** Begin Supplied data **

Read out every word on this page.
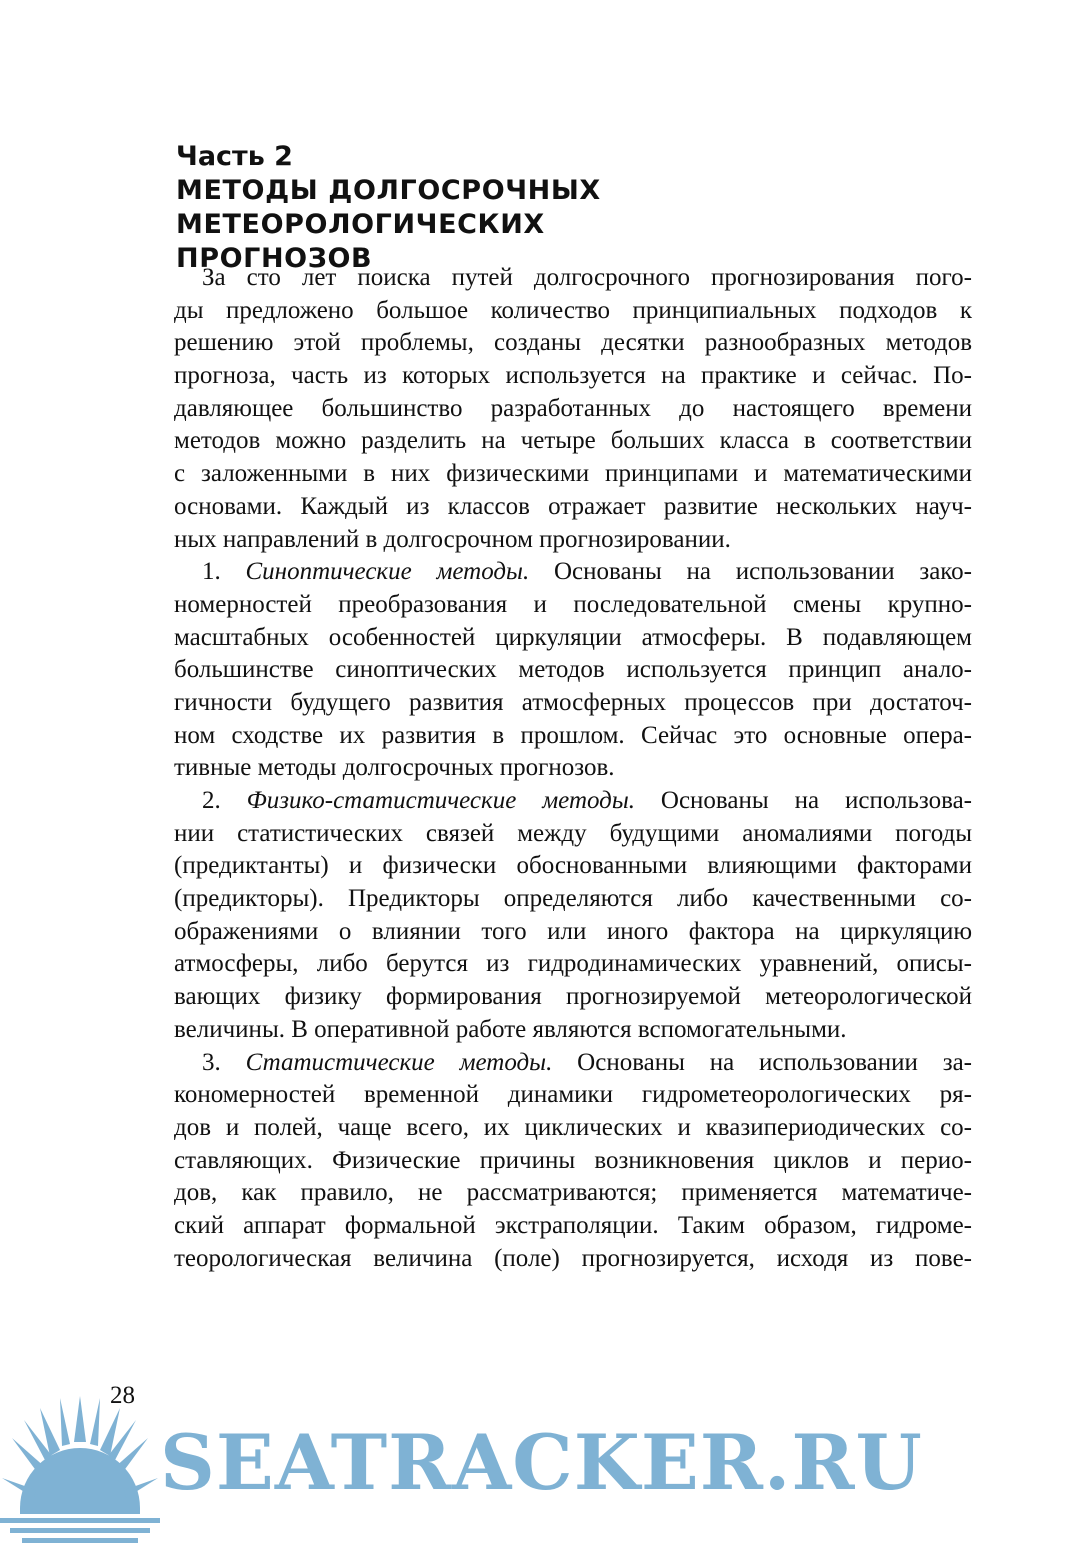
Часть 2
МЕТОДЫ ДОЛГОСРОЧНЫХ МЕТЕОРОЛОГИЧЕСКИХ
ПРОГНОЗОВ
За сто лет поиска путей долгосрочного прогнозирования пого-
ды предложено большое количество принципиальных подходов к
решению этой проблемы, созданы десятки разнообразных методов
прогноза, часть из которых используется на практике и сейчас. По-
давляющее большинство разработанных до настоящего времени
методов можно разделить на четыре больших класса в соответствии
с заложенными в них физическими принципами и математическими
основами. Каждый из классов отражает развитие нескольких науч-
ных направлений в долгосрочном прогнозировании.
1. Синоптические методы. Основаны на использовании зако-
номерностей преобразования и последовательной смены крупно-
масштабных особенностей циркуляции атмосферы. В подавляющем
большинстве синоптических методов используется принцип анало-
гичности будущего развития атмосферных процессов при достаточ-
ном сходстве их развития в прошлом. Сейчас это основные опера-
тивные методы долгосрочных прогнозов.
2. Физико-статистические методы. Основаны на использова-
нии статистических связей между будущими аномалиями погоды
(предиктанты) и физически обоснованными влияющими факторами
(предикторы). Предикторы определяются либо качественными со-
ображениями о влиянии того или иного фактора на циркуляцию
атмосферы, либо берутся из гидродинамических уравнений, описы-
вающих физику формирования прогнозируемой метеорологической
величины. В оперативной работе являются вспомогательными.
3. Статистические методы. Основаны на использовании за-
кономерностей временной динамики гидрометеорологических ря-
дов и полей, чаще всего, их циклических и квазипериодических со-
ставляющих. Физические причины возникновения циклов и перио-
дов, как правило, не рассматриваются; применяется математиче-
ский аппарат формальной экстраполяции. Таким образом, гидроме-
теорологическая величина (поле) прогнозируется, исходя из пове-
28
SEATRACKER.RU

** End Supplied data **

Copy out all the entries exactly. Images stay out of the copy.

Read out every word on this page.
Часть 2
МЕТОДЫ ДОЛГОСРОЧНЫХ МЕТЕОРОЛОГИЧЕСКИХ
ПРОГНОЗОВ
За сто лет поиска путей долгосрочного прогнозирования пого-
ды предложено большое количество принципиальных подходов к
решению этой проблемы, созданы десятки разнообразных методов
прогноза, часть из которых используется на практике и сейчас. По-
давляющее большинство разработанных до настоящего времени
методов можно разделить на четыре больших класса в соответствии
с заложенными в них физическими принципами и математическими
основами. Каждый из классов отражает развитие нескольких науч-
ных направлений в долгосрочном прогнозировании.
1. Синоптические методы. Основаны на использовании зако-
номерностей преобразования и последовательной смены крупно-
масштабных особенностей циркуляции атмосферы. В подавляющем
большинстве синоптических методов используется принцип анало-
гичности будущего развития атмосферных процессов при достаточ-
ном сходстве их развития в прошлом. Сейчас это основные опера-
тивные методы долгосрочных прогнозов.
2. Физико-статистические методы. Основаны на использова-
нии статистических связей между будущими аномалиями погоды
(предиктанты) и физически обоснованными влияющими факторами
(предикторы). Предикторы определяются либо качественными со-
ображениями о влиянии того или иного фактора на циркуляцию
атмосферы, либо берутся из гидродинамических уравнений, описы-
вающих физику формирования прогнозируемой метеорологической
величины. В оперативной работе являются вспомогательными.
3. Статистические методы. Основаны на использовании за-
кономерностей временной динамики гидрометеорологических ря-
дов и полей, чаще всего, их циклических и квазипериодических со-
ставляющих. Физические причины возникновения циклов и перио-
дов, как правило, не рассматриваются; применяется математиче-
ский аппарат формальной экстраполяции. Таким образом, гидроме-
теорологическая величина (поле) прогнозируется, исходя из пове-
28
SEATRACKER.RU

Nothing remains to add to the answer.